OBJECTIVE:
Without the pictures, give the entries below again exactly as written.

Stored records

===============

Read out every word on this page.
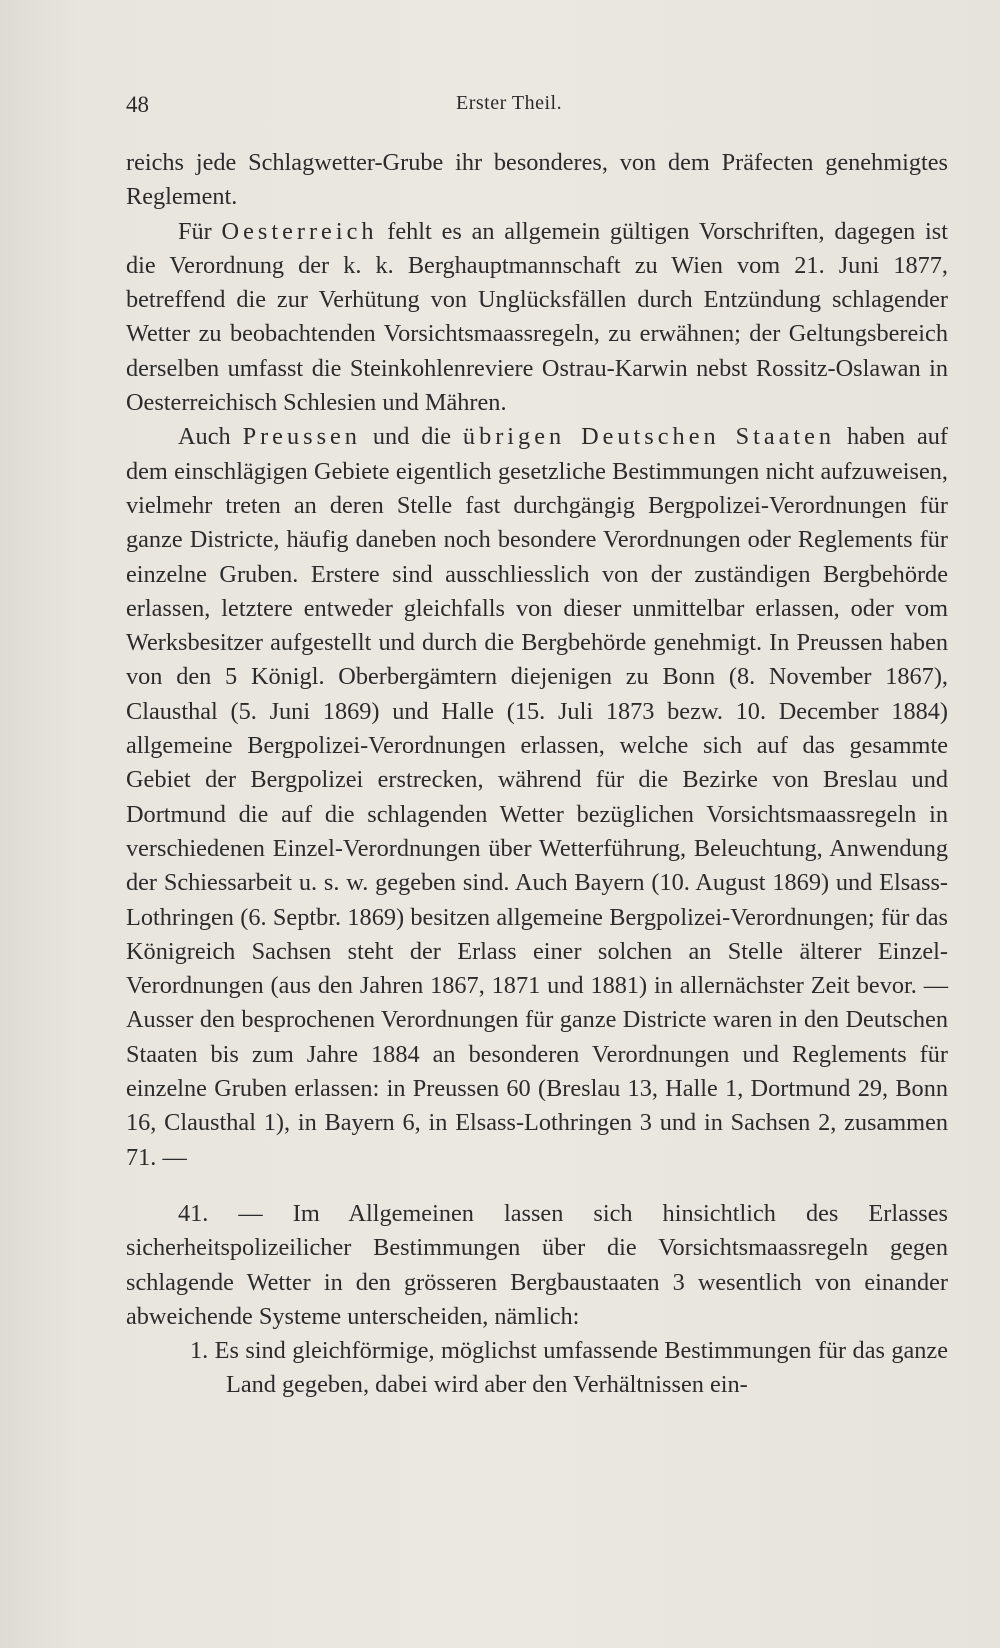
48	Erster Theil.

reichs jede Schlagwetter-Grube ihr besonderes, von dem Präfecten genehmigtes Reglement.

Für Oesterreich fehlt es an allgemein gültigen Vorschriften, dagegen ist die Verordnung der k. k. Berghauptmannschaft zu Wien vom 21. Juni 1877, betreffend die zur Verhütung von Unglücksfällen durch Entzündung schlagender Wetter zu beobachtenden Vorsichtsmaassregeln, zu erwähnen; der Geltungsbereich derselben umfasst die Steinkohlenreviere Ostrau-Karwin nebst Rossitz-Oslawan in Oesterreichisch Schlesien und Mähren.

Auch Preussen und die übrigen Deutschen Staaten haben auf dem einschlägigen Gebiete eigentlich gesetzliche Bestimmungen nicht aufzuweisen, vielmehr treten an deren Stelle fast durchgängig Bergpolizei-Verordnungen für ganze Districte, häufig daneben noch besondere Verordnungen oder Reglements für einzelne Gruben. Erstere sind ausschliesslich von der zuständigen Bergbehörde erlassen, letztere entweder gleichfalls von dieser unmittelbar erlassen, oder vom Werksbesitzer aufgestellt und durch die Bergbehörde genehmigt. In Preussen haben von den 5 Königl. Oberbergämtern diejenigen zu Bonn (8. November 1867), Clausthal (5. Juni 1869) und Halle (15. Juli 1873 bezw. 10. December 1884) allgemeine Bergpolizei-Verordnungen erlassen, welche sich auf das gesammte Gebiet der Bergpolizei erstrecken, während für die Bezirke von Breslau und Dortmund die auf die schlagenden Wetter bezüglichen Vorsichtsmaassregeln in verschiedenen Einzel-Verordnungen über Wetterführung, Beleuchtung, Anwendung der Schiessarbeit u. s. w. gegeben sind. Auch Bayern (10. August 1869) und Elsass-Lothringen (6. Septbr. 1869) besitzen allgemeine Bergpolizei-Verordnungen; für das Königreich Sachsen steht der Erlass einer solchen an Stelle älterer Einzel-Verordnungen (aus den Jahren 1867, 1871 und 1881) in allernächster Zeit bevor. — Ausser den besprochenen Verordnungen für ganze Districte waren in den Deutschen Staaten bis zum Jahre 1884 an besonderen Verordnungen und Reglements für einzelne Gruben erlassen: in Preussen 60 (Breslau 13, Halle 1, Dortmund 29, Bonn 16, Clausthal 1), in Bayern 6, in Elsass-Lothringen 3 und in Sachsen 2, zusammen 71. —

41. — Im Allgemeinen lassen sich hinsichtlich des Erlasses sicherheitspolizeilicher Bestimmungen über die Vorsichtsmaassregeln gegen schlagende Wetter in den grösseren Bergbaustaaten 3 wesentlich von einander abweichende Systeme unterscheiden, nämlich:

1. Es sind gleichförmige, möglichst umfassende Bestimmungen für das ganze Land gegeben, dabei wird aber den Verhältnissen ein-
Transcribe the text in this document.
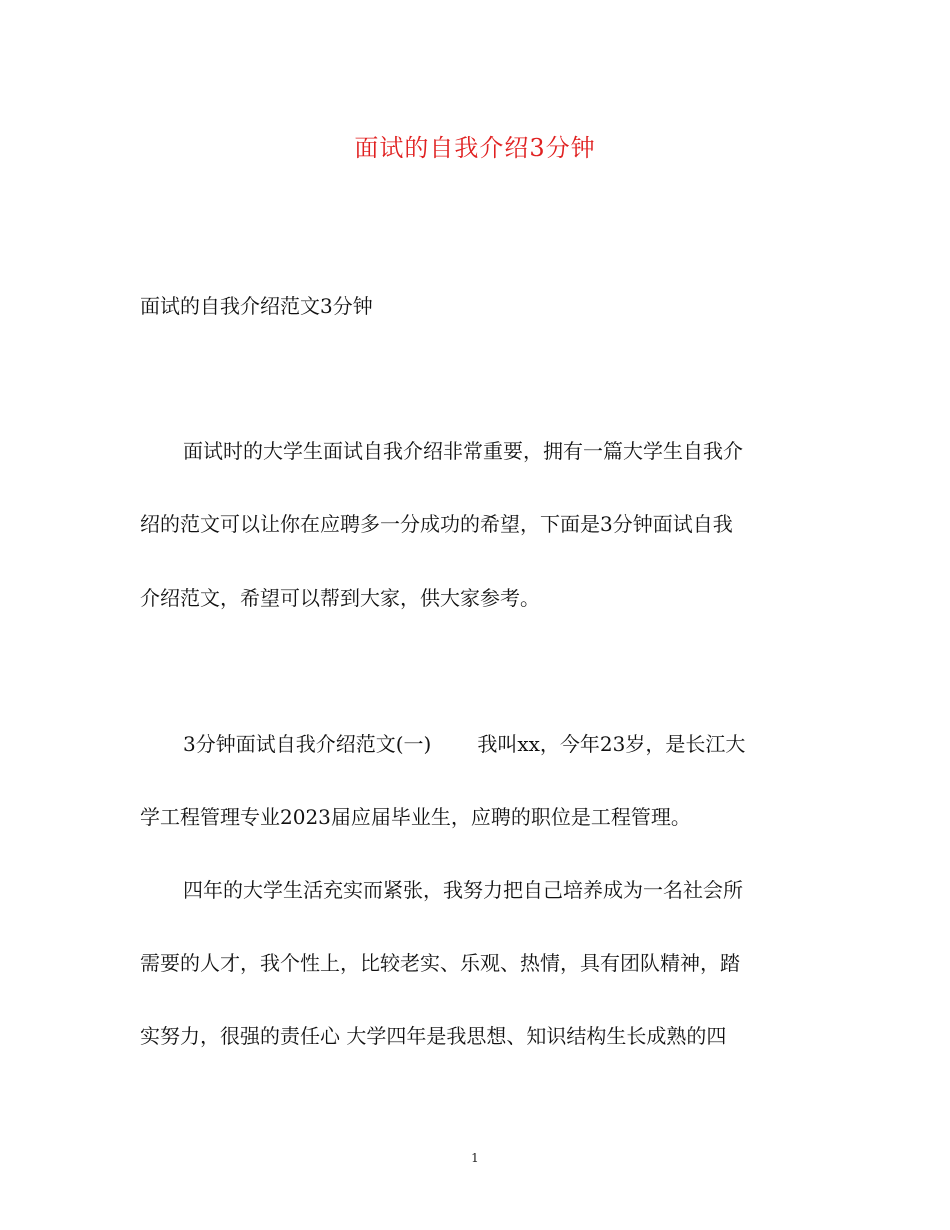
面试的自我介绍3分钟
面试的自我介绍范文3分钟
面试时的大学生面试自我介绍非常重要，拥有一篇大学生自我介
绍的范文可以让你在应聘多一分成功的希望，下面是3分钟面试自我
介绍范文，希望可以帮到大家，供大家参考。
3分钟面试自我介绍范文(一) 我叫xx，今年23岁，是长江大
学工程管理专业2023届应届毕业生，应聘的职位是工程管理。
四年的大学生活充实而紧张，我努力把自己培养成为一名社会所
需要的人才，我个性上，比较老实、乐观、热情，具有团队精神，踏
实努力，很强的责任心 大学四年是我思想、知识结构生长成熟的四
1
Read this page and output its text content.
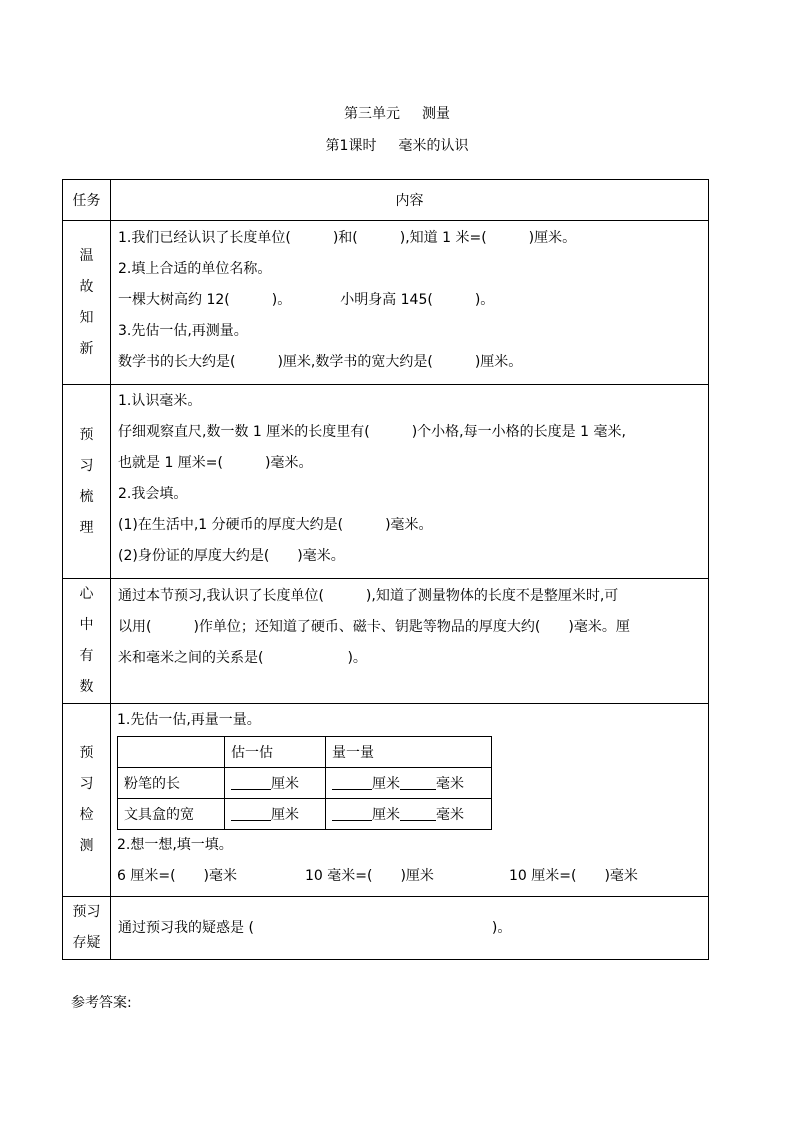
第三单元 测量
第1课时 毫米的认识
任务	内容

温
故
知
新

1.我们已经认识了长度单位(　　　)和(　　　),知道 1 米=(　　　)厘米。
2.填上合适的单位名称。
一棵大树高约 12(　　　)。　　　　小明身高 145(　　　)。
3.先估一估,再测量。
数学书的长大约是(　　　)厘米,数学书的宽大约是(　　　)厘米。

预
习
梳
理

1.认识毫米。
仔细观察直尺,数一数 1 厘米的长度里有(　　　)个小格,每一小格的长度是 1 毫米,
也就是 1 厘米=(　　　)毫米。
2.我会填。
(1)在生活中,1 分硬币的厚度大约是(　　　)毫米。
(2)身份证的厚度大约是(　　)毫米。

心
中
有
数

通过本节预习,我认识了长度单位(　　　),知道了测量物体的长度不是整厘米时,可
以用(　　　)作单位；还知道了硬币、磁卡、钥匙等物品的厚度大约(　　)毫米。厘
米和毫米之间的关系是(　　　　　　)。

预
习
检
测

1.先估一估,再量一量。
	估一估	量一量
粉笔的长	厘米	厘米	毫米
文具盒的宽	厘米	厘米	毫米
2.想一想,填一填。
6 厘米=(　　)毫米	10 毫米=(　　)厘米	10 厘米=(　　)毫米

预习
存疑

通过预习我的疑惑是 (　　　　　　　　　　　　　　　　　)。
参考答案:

===============

EXPECTED ANSWER:
Read out every word on this page.
48	Erster Theil.

reichs jede Schlagwetter-Grube ihr besonderes, von dem Präfecten genehmigtes Reglement.

Für Oesterreich fehlt es an allgemein gültigen Vorschriften, dagegen ist die Verordnung der k. k. Berghauptmannschaft zu Wien vom 21. Juni 1877, betreffend die zur Verhütung von Unglücksfällen durch Entzündung schlagender Wetter zu beobachtenden Vorsichtsmaassregeln, zu erwähnen; der Geltungsbereich derselben umfasst die Steinkohlenreviere Ostrau-Karwin nebst Rossitz-Oslawan in Oesterreichisch Schlesien und Mähren.

Auch Preussen und die übrigen Deutschen Staaten haben auf dem einschlägigen Gebiete eigentlich gesetzliche Bestimmungen nicht aufzuweisen, vielmehr treten an deren Stelle fast durchgängig Bergpolizei-Verordnungen für ganze Districte, häufig daneben noch besondere Verordnungen oder Reglements für einzelne Gruben. Erstere sind ausschliesslich von der zuständigen Bergbehörde erlassen, letztere entweder gleichfalls von dieser unmittelbar erlassen, oder vom Werksbesitzer aufgestellt und durch die Bergbehörde genehmigt. In Preussen haben von den 5 Königl. Oberbergämtern diejenigen zu Bonn (8. November 1867), Clausthal (5. Juni 1869) und Halle (15. Juli 1873 bezw. 10. December 1884) allgemeine Bergpolizei-Verordnungen erlassen, welche sich auf das gesammte Gebiet der Bergpolizei erstrecken, während für die Bezirke von Breslau und Dortmund die auf die schlagenden Wetter bezüglichen Vorsichtsmaassregeln in verschiedenen Einzel-Verordnungen über Wetterführung, Beleuchtung, Anwendung der Schiessarbeit u. s. w. gegeben sind. Auch Bayern (10. August 1869) und Elsass-Lothringen (6. Septbr. 1869) besitzen allgemeine Bergpolizei-Verordnungen; für das Königreich Sachsen steht der Erlass einer solchen an Stelle älterer Einzel-Verordnungen (aus den Jahren 1867, 1871 und 1881) in allernächster Zeit bevor. — Ausser den besprochenen Verordnungen für ganze Districte waren in den Deutschen Staaten bis zum Jahre 1884 an besonderen Verordnungen und Reglements für einzelne Gruben erlassen: in Preussen 60 (Breslau 13, Halle 1, Dortmund 29, Bonn 16, Clausthal 1), in Bayern 6, in Elsass-Lothringen 3 und in Sachsen 2, zusammen 71. —

41. — Im Allgemeinen lassen sich hinsichtlich des Erlasses sicherheitspolizeilicher Bestimmungen über die Vorsichtsmaassregeln gegen schlagende Wetter in den grösseren Bergbaustaaten 3 wesentlich von einander abweichende Systeme unterscheiden, nämlich:

1. Es sind gleichförmige, möglichst umfassende Bestimmungen für das ganze Land gegeben, dabei wird aber den Verhältnissen ein-
Transcribe the text in this document.
面试的自我介绍3分钟
面试的自我介绍范文3分钟
面试时的大学生面试自我介绍非常重要，拥有一篇大学生自我介
绍的范文可以让你在应聘多一分成功的希望，下面是3分钟面试自我
介绍范文，希望可以帮到大家，供大家参考。
3分钟面试自我介绍范文(一) 我叫xx，今年23岁，是长江大
学工程管理专业2023届应届毕业生，应聘的职位是工程管理。
四年的大学生活充实而紧张，我努力把自己培养成为一名社会所
需要的人才，我个性上，比较老实、乐观、热情，具有团队精神，踏
实努力，很强的责任心 大学四年是我思想、知识结构生长成熟的四
1
Read this page and output its text content.
第三单元 测量
第1课时 毫米的认识
任务	内容

温
故
知
新

1.我们已经认识了长度单位(　　　)和(　　　),知道 1 米=(　　　)厘米。
2.填上合适的单位名称。
一棵大树高约 12(　　　)。　　　　小明身高 145(　　　)。
3.先估一估,再测量。
数学书的长大约是(　　　)厘米,数学书的宽大约是(　　　)厘米。

预
习
梳
理

1.认识毫米。
仔细观察直尺,数一数 1 厘米的长度里有(　　　)个小格,每一小格的长度是 1 毫米,
也就是 1 厘米=(　　　)毫米。
2.我会填。
(1)在生活中,1 分硬币的厚度大约是(　　　)毫米。
(2)身份证的厚度大约是(　　)毫米。

心
中
有
数

通过本节预习,我认识了长度单位(　　　),知道了测量物体的长度不是整厘米时,可
以用(　　　)作单位；还知道了硬币、磁卡、钥匙等物品的厚度大约(　　)毫米。厘
米和毫米之间的关系是(　　　　　　)。

预
习
检
测

1.先估一估,再量一量。
	估一估	量一量
粉笔的长	厘米	厘米	毫米
文具盒的宽	厘米	厘米	毫米
2.想一想,填一填。
6 厘米=(　　)毫米	10 毫米=(　　)厘米	10 厘米=(　　)毫米

预习
存疑

通过预习我的疑惑是 (　　　　　　　　　　　　　　　　　)。
参考答案:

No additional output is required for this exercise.